§ **Work instructions**
Make an exact copy of the data below, leaving out every picture.

Data records

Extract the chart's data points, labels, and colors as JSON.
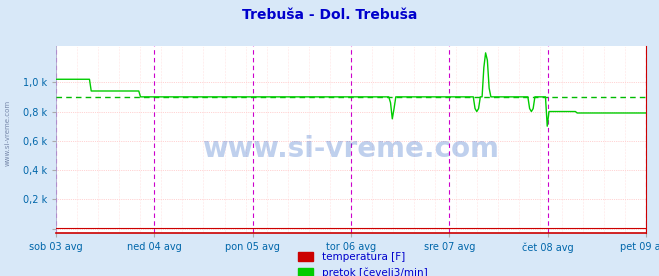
{
  "title": "Trebuša - Dol. Trebuša",
  "title_color": "#0000cc",
  "bg_color": "#d8e8f8",
  "plot_bg_color": "#ffffff",
  "ylabel_color": "#0066aa",
  "xlabel_color": "#0066aa",
  "watermark": "www.si-vreme.com",
  "x_labels": [
    "sob 03 avg",
    "ned 04 avg",
    "pon 05 avg",
    "tor 06 avg",
    "sre 07 avg",
    "čet 08 avg",
    "pet 09 avg"
  ],
  "y_values": [
    0,
    200,
    400,
    600,
    800,
    1000
  ],
  "y_tick_labels": [
    "",
    "0,2 k",
    "0,4 k",
    "0,6 k",
    "0,8 k",
    "1,0 k"
  ],
  "ymax": 1250,
  "ymin": -30,
  "grid_color_h": "#ffaaaa",
  "grid_color_v": "#ffcccc",
  "dashed_line_value": 900,
  "dashed_line_color": "#00bb00",
  "flow_color": "#00cc00",
  "temp_color": "#cc0000",
  "vline_color": "#cc00cc",
  "bottom_line_color": "#cc0000",
  "legend_temp_label": "temperatura [F]",
  "legend_flow_label": "pretok [čevelj3/min]",
  "legend_temp_color": "#cc0000",
  "legend_flow_color": "#00cc00",
  "n_points": 336,
  "flow_data": [
    1020,
    1020,
    1020,
    1020,
    1020,
    1020,
    1020,
    1020,
    1020,
    1020,
    1020,
    1020,
    1020,
    1020,
    1020,
    1020,
    1020,
    1020,
    1020,
    1020,
    940,
    940,
    940,
    940,
    940,
    940,
    940,
    940,
    940,
    940,
    940,
    940,
    940,
    940,
    940,
    940,
    940,
    940,
    940,
    940,
    940,
    940,
    940,
    940,
    940,
    940,
    940,
    940,
    900,
    900,
    900,
    900,
    900,
    900,
    900,
    900,
    900,
    900,
    900,
    900,
    900,
    900,
    900,
    900,
    900,
    900,
    900,
    900,
    900,
    900,
    900,
    900,
    900,
    900,
    900,
    900,
    900,
    900,
    900,
    900,
    900,
    900,
    900,
    900,
    900,
    900,
    900,
    900,
    900,
    900,
    900,
    900,
    900,
    900,
    900,
    900,
    900,
    900,
    900,
    900,
    900,
    900,
    900,
    900,
    900,
    900,
    900,
    900,
    900,
    900,
    900,
    900,
    900,
    900,
    900,
    900,
    900,
    900,
    900,
    900,
    900,
    900,
    900,
    900,
    900,
    900,
    900,
    900,
    900,
    900,
    900,
    900,
    900,
    900,
    900,
    900,
    900,
    900,
    900,
    900,
    900,
    900,
    900,
    900,
    900,
    900,
    900,
    900,
    900,
    900,
    900,
    900,
    900,
    900,
    900,
    900,
    900,
    900,
    900,
    900,
    900,
    900,
    900,
    900,
    900,
    900,
    900,
    900,
    900,
    900,
    900,
    900,
    900,
    900,
    900,
    900,
    900,
    900,
    900,
    900,
    900,
    900,
    900,
    900,
    900,
    900,
    900,
    900,
    900,
    900,
    860,
    750,
    820,
    900,
    900,
    900,
    900,
    900,
    900,
    900,
    900,
    900,
    900,
    900,
    900,
    900,
    900,
    900,
    900,
    900,
    900,
    900,
    900,
    900,
    900,
    900,
    900,
    900,
    900,
    900,
    900,
    900,
    900,
    900,
    900,
    900,
    900,
    900,
    900,
    900,
    900,
    900,
    900,
    900,
    900,
    900,
    900,
    900,
    820,
    800,
    820,
    900,
    900,
    1100,
    1200,
    1150,
    960,
    900,
    900,
    900,
    900,
    900,
    900,
    900,
    900,
    900,
    900,
    900,
    900,
    900,
    900,
    900,
    900,
    900,
    900,
    900,
    900,
    900,
    900,
    820,
    800,
    820,
    900,
    900,
    900,
    900,
    900,
    900,
    900,
    700,
    800,
    800,
    800,
    800,
    800,
    800,
    800,
    800,
    800,
    800,
    800,
    800,
    800,
    800,
    800,
    800,
    790,
    790,
    790,
    790,
    790,
    790,
    790,
    790,
    790,
    790,
    790,
    790,
    790,
    790,
    790,
    790,
    790,
    790,
    790,
    790,
    790,
    790,
    790,
    790
  ],
  "temp_data_value": 5,
  "left_label": "www.si-vreme.com"
}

§ **Solution for this task**
Extract the chart's data points, labels, and colors as JSON.
{
  "title": "Trebuša - Dol. Trebuša",
  "title_color": "#0000cc",
  "bg_color": "#d8e8f8",
  "plot_bg_color": "#ffffff",
  "ylabel_color": "#0066aa",
  "xlabel_color": "#0066aa",
  "watermark": "www.si-vreme.com",
  "x_labels": [
    "sob 03 avg",
    "ned 04 avg",
    "pon 05 avg",
    "tor 06 avg",
    "sre 07 avg",
    "čet 08 avg",
    "pet 09 avg"
  ],
  "y_values": [
    0,
    200,
    400,
    600,
    800,
    1000
  ],
  "y_tick_labels": [
    "",
    "0,2 k",
    "0,4 k",
    "0,6 k",
    "0,8 k",
    "1,0 k"
  ],
  "ymax": 1250,
  "ymin": -30,
  "grid_color_h": "#ffaaaa",
  "grid_color_v": "#ffcccc",
  "dashed_line_value": 900,
  "dashed_line_color": "#00bb00",
  "flow_color": "#00cc00",
  "temp_color": "#cc0000",
  "vline_color": "#cc00cc",
  "bottom_line_color": "#cc0000",
  "legend_temp_label": "temperatura [F]",
  "legend_flow_label": "pretok [čevelj3/min]",
  "legend_temp_color": "#cc0000",
  "legend_flow_color": "#00cc00",
  "n_points": 336,
  "flow_data": [
    1020,
    1020,
    1020,
    1020,
    1020,
    1020,
    1020,
    1020,
    1020,
    1020,
    1020,
    1020,
    1020,
    1020,
    1020,
    1020,
    1020,
    1020,
    1020,
    1020,
    940,
    940,
    940,
    940,
    940,
    940,
    940,
    940,
    940,
    940,
    940,
    940,
    940,
    940,
    940,
    940,
    940,
    940,
    940,
    940,
    940,
    940,
    940,
    940,
    940,
    940,
    940,
    940,
    900,
    900,
    900,
    900,
    900,
    900,
    900,
    900,
    900,
    900,
    900,
    900,
    900,
    900,
    900,
    900,
    900,
    900,
    900,
    900,
    900,
    900,
    900,
    900,
    900,
    900,
    900,
    900,
    900,
    900,
    900,
    900,
    900,
    900,
    900,
    900,
    900,
    900,
    900,
    900,
    900,
    900,
    900,
    900,
    900,
    900,
    900,
    900,
    900,
    900,
    900,
    900,
    900,
    900,
    900,
    900,
    900,
    900,
    900,
    900,
    900,
    900,
    900,
    900,
    900,
    900,
    900,
    900,
    900,
    900,
    900,
    900,
    900,
    900,
    900,
    900,
    900,
    900,
    900,
    900,
    900,
    900,
    900,
    900,
    900,
    900,
    900,
    900,
    900,
    900,
    900,
    900,
    900,
    900,
    900,
    900,
    900,
    900,
    900,
    900,
    900,
    900,
    900,
    900,
    900,
    900,
    900,
    900,
    900,
    900,
    900,
    900,
    900,
    900,
    900,
    900,
    900,
    900,
    900,
    900,
    900,
    900,
    900,
    900,
    900,
    900,
    900,
    900,
    900,
    900,
    900,
    900,
    900,
    900,
    900,
    900,
    900,
    900,
    900,
    900,
    900,
    900,
    860,
    750,
    820,
    900,
    900,
    900,
    900,
    900,
    900,
    900,
    900,
    900,
    900,
    900,
    900,
    900,
    900,
    900,
    900,
    900,
    900,
    900,
    900,
    900,
    900,
    900,
    900,
    900,
    900,
    900,
    900,
    900,
    900,
    900,
    900,
    900,
    900,
    900,
    900,
    900,
    900,
    900,
    900,
    900,
    900,
    900,
    900,
    900,
    820,
    800,
    820,
    900,
    900,
    1100,
    1200,
    1150,
    960,
    900,
    900,
    900,
    900,
    900,
    900,
    900,
    900,
    900,
    900,
    900,
    900,
    900,
    900,
    900,
    900,
    900,
    900,
    900,
    900,
    900,
    900,
    820,
    800,
    820,
    900,
    900,
    900,
    900,
    900,
    900,
    900,
    700,
    800,
    800,
    800,
    800,
    800,
    800,
    800,
    800,
    800,
    800,
    800,
    800,
    800,
    800,
    800,
    800,
    790,
    790,
    790,
    790,
    790,
    790,
    790,
    790,
    790,
    790,
    790,
    790,
    790,
    790,
    790,
    790,
    790,
    790,
    790,
    790,
    790,
    790,
    790,
    790
  ],
  "temp_data_value": 5,
  "left_label": "www.si-vreme.com"
}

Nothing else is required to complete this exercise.